● Do this
Pick out every line holding the string "suppliciter" and copy it.

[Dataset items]
┄┄┄┄┄┄┄┄┄┄

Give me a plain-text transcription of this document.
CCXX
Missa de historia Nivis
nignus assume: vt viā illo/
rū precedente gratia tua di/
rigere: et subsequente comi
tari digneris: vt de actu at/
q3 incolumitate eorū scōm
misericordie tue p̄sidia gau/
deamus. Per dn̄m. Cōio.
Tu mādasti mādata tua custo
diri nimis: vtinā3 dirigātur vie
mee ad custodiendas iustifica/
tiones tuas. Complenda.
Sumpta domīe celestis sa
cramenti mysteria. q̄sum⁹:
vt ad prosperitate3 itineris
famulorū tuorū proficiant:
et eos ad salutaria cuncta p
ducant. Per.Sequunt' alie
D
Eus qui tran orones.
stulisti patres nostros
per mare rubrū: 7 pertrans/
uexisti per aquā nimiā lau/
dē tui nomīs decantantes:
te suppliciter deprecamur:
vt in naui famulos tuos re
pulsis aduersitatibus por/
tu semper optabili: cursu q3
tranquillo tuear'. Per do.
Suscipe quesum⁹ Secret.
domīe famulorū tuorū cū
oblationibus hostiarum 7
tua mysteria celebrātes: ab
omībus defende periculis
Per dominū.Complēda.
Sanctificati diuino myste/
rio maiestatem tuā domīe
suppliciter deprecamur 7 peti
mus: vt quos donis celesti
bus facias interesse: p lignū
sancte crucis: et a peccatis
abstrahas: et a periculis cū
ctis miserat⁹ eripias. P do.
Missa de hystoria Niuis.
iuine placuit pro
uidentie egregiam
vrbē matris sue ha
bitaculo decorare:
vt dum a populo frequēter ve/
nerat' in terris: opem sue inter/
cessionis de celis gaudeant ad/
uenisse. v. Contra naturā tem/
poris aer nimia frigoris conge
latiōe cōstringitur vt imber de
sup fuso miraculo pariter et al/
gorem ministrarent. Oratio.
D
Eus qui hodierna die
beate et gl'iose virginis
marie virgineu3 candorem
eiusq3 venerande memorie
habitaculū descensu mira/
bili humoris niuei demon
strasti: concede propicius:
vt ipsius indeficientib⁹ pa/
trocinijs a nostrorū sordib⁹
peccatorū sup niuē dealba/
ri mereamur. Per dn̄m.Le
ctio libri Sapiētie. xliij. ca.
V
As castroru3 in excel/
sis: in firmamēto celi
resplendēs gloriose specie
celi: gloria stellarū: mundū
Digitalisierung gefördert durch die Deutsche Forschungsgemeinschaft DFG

┄┄┄┄┄┄┄┄┄┄

● Exercise answer
te suppliciter deprecamur:
suppliciter deprecamur 7 peti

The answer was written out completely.